### What you have to do
Filter the lines below, copying only those with the string "this".

### Material provided
┏━━

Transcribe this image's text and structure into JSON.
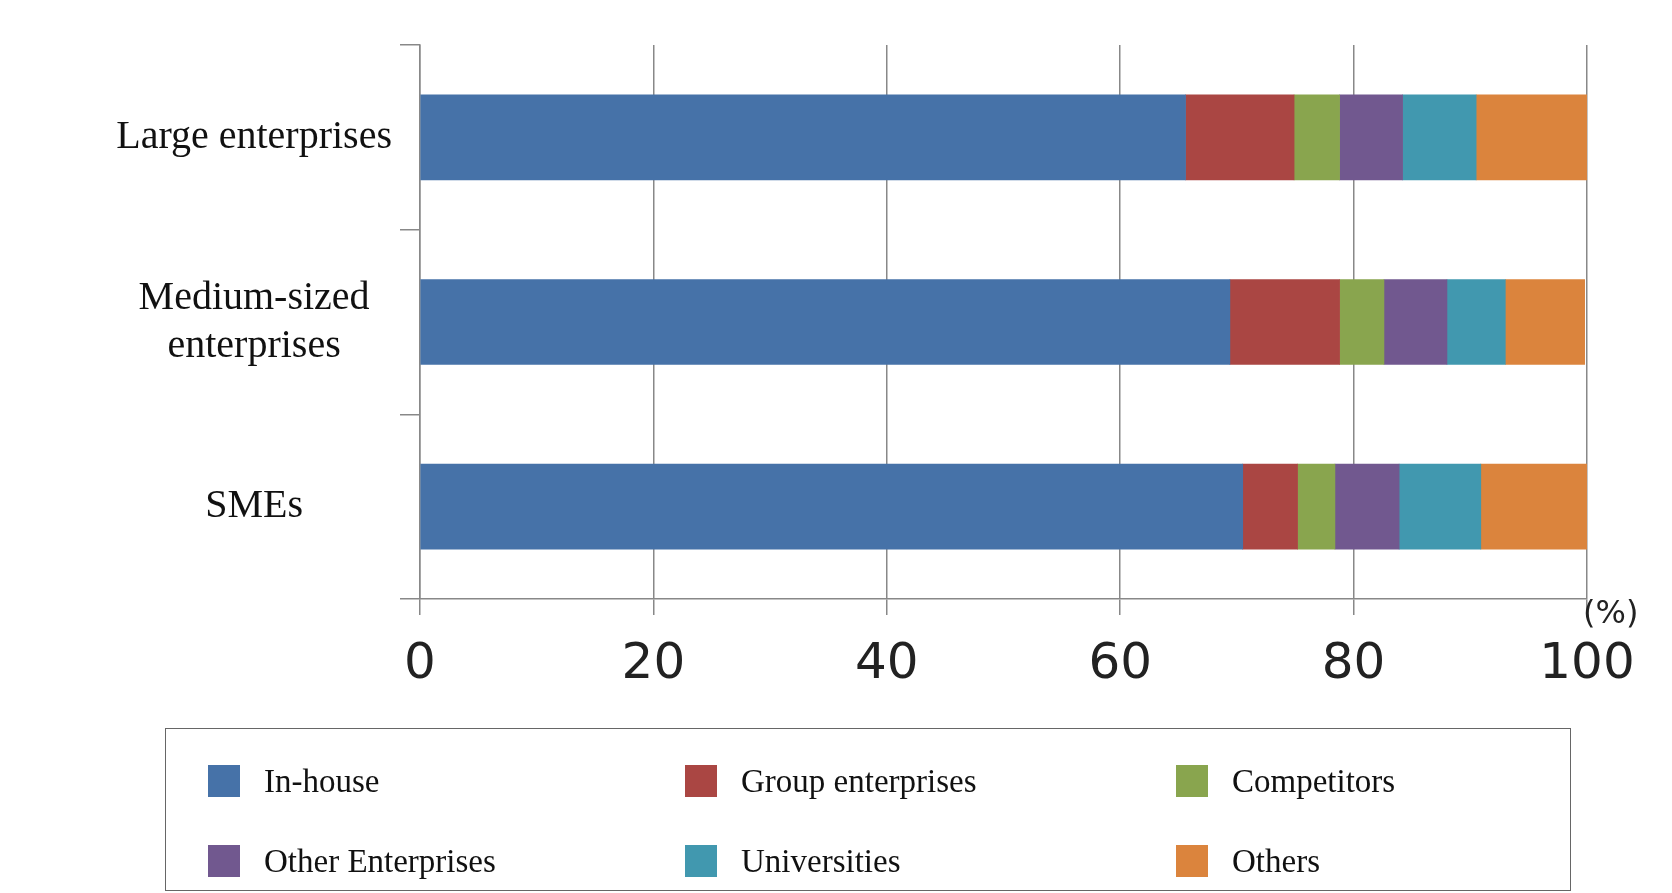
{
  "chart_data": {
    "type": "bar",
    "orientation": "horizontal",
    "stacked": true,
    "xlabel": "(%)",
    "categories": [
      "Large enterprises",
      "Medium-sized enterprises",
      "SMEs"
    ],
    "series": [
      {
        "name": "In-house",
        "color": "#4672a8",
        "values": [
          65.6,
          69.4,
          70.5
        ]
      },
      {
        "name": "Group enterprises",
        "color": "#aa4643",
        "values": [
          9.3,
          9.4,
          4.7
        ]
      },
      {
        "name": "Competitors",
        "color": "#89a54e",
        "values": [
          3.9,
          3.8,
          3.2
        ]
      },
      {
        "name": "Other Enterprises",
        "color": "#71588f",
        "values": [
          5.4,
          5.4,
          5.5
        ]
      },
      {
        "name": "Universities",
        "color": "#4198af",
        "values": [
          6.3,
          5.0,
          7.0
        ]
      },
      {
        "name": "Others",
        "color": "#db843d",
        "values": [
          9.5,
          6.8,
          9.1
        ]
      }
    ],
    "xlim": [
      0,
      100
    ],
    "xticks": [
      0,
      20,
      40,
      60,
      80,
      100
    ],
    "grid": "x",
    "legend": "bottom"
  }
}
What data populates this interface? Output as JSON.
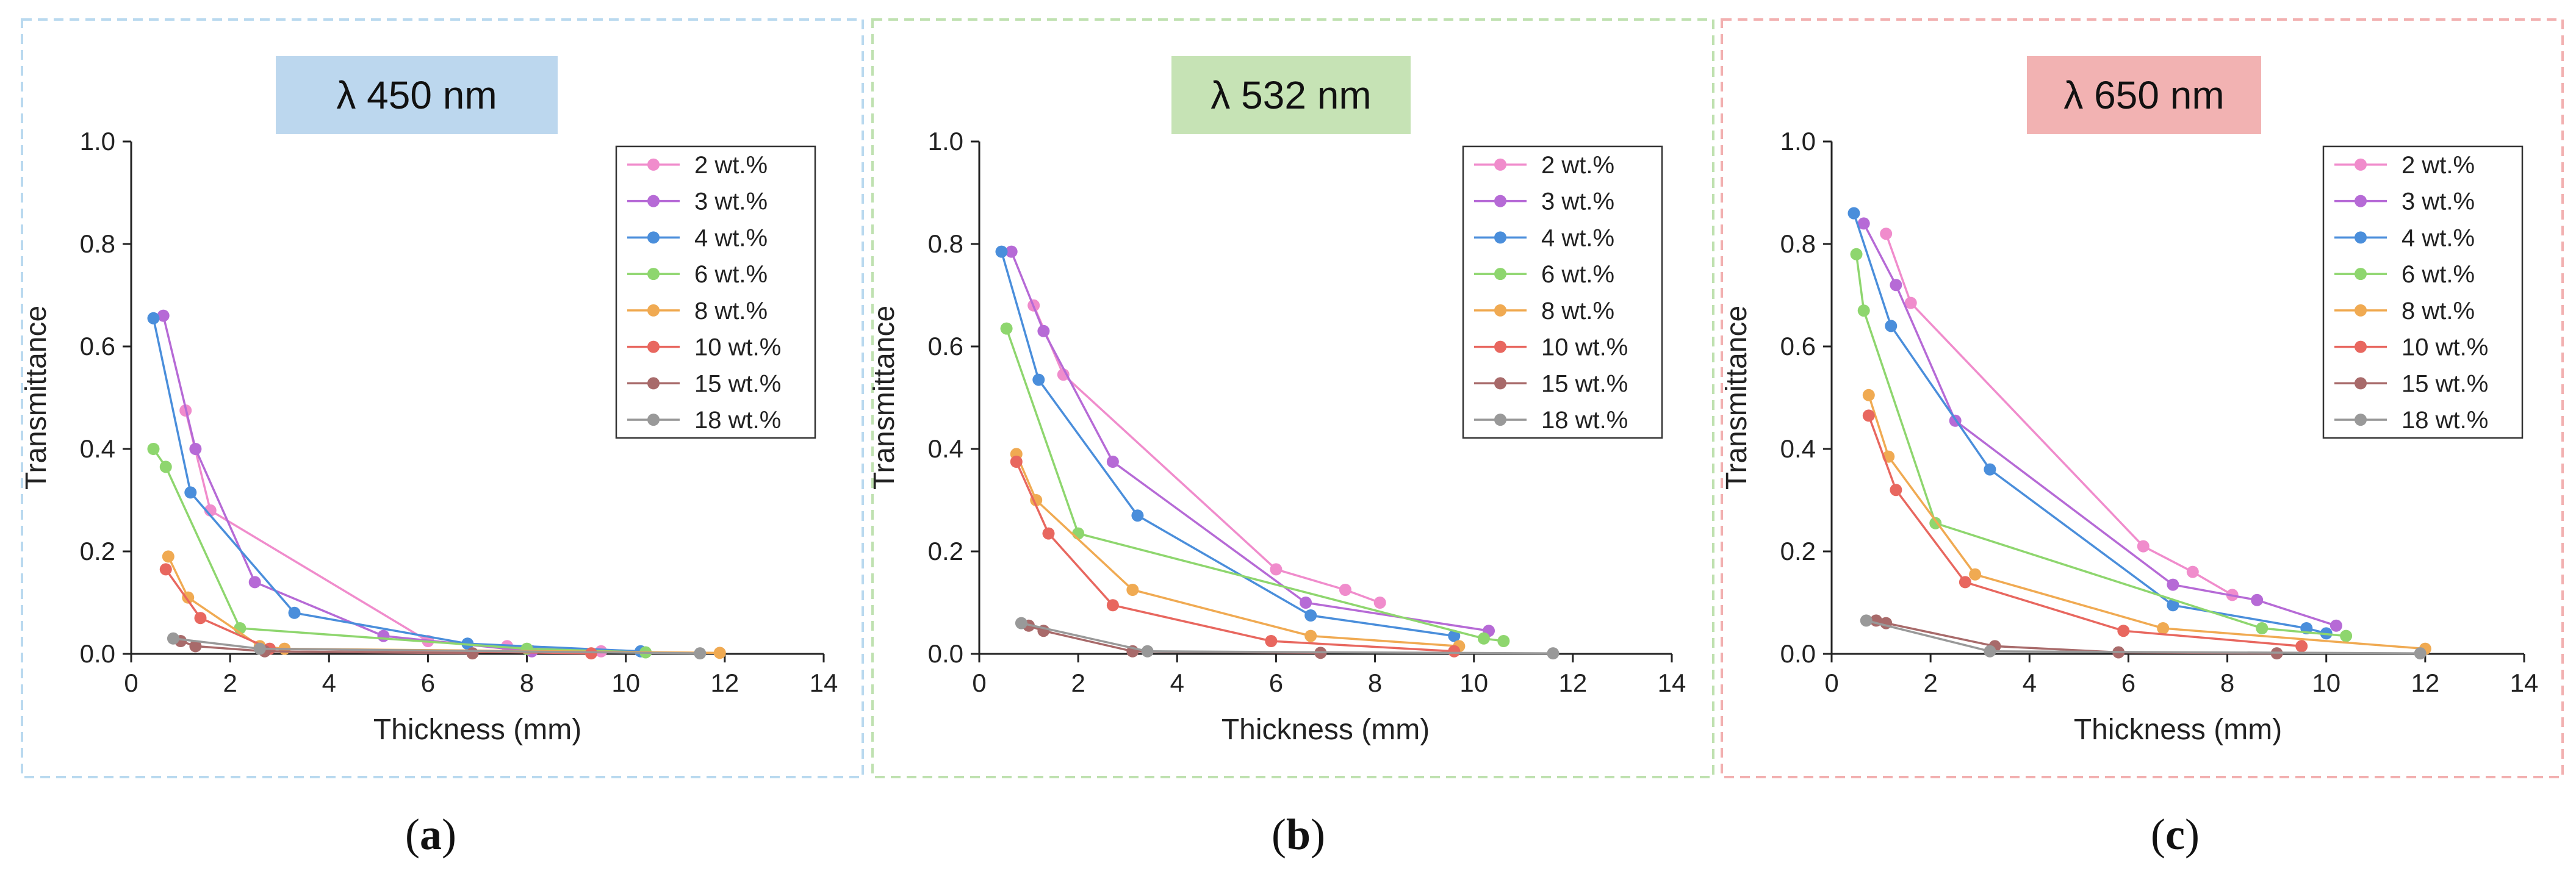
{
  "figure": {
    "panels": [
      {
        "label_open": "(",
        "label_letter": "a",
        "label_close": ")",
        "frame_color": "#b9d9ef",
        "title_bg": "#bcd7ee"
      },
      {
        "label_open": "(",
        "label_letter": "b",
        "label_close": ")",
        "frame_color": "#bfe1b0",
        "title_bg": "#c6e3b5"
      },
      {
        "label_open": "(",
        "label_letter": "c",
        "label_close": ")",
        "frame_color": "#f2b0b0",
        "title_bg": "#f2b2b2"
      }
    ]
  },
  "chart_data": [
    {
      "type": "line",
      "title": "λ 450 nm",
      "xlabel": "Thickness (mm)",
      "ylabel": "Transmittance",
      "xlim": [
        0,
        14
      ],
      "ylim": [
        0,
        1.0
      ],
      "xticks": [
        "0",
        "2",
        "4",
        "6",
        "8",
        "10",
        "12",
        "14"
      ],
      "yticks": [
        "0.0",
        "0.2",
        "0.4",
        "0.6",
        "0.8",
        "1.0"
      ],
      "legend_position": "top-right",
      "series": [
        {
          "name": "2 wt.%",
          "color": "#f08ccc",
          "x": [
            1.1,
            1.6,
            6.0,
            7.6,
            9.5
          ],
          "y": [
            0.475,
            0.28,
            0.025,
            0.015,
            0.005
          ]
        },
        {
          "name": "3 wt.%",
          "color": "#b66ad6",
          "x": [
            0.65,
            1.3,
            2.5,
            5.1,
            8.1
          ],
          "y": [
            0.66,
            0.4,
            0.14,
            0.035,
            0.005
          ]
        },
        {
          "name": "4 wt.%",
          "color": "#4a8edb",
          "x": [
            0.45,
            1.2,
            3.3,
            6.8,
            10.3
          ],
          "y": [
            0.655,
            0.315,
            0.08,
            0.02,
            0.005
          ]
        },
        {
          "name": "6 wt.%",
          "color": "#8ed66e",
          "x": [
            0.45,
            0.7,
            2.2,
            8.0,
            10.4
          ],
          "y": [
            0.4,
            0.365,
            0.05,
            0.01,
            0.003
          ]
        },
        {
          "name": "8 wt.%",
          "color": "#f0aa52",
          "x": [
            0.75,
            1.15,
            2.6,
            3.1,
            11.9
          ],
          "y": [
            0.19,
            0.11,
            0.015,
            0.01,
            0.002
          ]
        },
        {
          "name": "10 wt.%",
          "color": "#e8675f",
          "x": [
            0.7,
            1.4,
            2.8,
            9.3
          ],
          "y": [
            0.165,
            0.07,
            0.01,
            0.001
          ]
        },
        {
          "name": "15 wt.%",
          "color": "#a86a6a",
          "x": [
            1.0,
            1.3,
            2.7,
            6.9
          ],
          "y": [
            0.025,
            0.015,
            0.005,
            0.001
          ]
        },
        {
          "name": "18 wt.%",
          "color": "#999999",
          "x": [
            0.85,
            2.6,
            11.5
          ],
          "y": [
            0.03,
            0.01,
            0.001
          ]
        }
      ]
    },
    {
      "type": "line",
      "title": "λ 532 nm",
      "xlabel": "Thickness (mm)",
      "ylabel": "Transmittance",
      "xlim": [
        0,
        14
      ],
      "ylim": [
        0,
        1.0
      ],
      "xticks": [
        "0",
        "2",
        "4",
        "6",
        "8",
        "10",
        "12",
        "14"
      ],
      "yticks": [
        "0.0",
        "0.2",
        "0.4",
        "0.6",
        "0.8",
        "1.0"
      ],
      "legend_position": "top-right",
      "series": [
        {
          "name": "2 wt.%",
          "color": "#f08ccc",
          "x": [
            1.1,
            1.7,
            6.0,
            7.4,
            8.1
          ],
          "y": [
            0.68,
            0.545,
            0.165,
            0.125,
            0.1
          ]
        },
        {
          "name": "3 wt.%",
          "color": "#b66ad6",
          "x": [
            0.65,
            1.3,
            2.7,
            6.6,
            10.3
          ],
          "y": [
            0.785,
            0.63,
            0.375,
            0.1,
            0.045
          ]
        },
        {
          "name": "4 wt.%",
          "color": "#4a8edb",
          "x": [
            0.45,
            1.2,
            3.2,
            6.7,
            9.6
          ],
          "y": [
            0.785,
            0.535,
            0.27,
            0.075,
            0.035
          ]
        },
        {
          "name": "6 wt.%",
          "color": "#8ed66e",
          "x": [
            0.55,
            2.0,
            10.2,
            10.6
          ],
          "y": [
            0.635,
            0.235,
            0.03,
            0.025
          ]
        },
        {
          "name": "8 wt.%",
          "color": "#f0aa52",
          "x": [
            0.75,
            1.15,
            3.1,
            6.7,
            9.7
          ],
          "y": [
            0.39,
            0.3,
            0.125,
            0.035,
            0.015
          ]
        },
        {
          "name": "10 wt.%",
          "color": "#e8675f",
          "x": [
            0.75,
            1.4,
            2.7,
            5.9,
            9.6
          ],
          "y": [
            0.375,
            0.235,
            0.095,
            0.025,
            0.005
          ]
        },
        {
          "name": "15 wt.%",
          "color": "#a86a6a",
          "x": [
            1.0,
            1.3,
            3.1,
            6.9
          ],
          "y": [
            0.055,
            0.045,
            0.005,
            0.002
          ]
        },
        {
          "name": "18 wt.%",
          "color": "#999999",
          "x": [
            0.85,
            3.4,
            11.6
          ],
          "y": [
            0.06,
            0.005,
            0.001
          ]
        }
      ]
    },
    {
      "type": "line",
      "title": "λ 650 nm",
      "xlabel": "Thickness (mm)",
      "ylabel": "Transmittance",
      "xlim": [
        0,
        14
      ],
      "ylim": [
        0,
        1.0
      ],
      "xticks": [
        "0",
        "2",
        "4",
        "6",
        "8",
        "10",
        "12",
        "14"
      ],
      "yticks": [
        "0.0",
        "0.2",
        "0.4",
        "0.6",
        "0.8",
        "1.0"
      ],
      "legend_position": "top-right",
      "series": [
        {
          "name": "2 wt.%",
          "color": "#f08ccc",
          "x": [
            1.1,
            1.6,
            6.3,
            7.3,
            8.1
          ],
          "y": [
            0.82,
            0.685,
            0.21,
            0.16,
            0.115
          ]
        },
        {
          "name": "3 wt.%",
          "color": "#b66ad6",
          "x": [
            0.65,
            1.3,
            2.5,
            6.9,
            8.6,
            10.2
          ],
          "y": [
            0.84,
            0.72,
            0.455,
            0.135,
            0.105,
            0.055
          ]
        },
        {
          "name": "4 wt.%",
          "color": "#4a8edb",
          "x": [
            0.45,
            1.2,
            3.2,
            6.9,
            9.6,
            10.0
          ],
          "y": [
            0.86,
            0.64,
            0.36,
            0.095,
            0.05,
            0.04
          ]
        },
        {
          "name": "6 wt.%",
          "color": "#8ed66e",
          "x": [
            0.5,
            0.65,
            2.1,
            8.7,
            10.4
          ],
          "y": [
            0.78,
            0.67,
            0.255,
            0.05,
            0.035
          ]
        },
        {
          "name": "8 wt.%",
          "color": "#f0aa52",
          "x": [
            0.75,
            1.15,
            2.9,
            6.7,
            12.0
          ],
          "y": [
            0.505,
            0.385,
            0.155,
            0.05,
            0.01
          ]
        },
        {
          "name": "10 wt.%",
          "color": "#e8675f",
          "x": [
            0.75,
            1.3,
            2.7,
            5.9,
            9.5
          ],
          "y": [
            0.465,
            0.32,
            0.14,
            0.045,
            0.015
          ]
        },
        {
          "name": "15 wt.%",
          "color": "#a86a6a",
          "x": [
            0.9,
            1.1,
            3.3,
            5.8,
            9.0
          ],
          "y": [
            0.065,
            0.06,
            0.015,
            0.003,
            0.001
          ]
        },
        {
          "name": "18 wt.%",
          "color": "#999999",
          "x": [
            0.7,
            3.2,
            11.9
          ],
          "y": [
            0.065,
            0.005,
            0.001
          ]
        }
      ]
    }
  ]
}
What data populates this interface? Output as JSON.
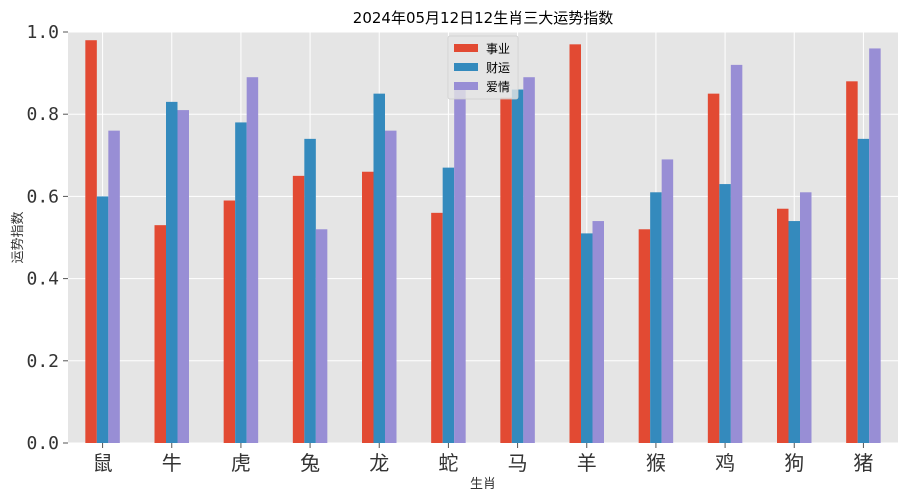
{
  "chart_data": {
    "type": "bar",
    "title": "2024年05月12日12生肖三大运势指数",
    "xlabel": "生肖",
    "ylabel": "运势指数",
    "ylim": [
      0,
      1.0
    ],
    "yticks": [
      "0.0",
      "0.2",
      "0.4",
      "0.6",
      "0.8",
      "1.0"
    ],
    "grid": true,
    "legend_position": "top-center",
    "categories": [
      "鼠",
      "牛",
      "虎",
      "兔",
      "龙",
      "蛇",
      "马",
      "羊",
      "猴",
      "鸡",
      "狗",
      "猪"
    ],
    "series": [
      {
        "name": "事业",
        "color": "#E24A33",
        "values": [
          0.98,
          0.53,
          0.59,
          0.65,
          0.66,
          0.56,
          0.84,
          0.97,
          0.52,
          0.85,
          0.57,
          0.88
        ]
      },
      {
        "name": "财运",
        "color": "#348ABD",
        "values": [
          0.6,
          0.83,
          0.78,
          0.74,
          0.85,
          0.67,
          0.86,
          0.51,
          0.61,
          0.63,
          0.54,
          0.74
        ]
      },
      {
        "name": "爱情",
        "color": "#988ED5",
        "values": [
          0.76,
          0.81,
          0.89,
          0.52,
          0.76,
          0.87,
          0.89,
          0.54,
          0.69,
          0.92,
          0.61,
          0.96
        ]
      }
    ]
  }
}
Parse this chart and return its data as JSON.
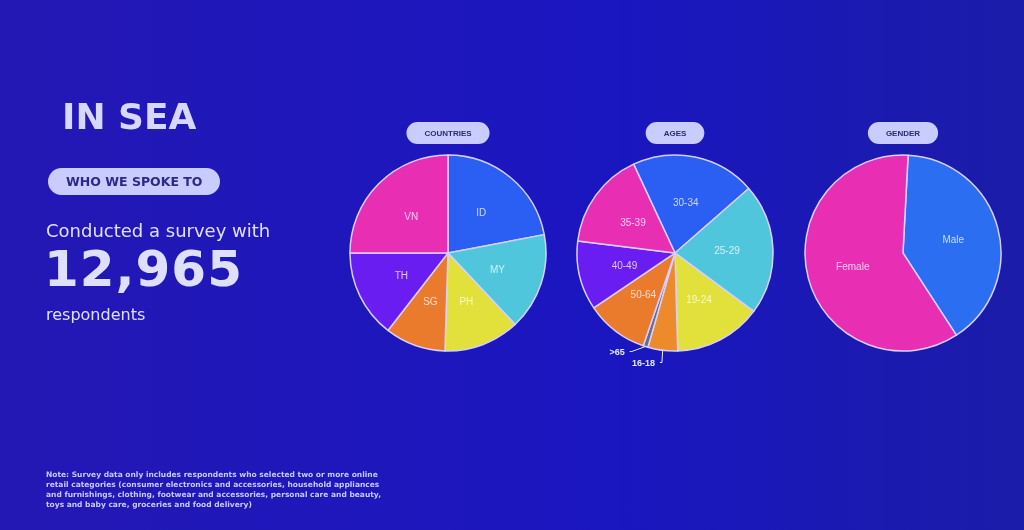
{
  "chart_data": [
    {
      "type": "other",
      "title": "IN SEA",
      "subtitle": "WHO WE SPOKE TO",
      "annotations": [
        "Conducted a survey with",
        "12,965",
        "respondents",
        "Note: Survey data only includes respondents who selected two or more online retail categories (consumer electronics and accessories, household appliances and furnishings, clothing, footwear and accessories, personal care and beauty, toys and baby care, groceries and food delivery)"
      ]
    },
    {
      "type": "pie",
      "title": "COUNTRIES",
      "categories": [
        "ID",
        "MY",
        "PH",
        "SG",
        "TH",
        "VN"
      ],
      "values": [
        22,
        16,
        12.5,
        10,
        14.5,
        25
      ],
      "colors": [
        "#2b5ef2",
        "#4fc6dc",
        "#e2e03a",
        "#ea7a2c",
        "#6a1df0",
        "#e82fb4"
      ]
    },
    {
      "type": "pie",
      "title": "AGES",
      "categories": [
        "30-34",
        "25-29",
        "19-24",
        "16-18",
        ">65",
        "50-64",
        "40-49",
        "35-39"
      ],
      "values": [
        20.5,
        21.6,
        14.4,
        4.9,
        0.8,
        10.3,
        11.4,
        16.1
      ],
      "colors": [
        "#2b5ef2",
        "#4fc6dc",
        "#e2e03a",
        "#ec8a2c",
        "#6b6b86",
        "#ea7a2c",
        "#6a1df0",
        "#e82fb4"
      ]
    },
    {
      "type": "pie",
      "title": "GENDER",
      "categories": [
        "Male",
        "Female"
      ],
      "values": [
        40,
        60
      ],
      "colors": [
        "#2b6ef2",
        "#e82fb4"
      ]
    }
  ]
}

┗━━

### Result
Transcribe this image's text and structure into JSON.
What data populates this interface? Output as JSON.
What data populates this interface? Output as JSON.
Parse this chart and return its data as JSON.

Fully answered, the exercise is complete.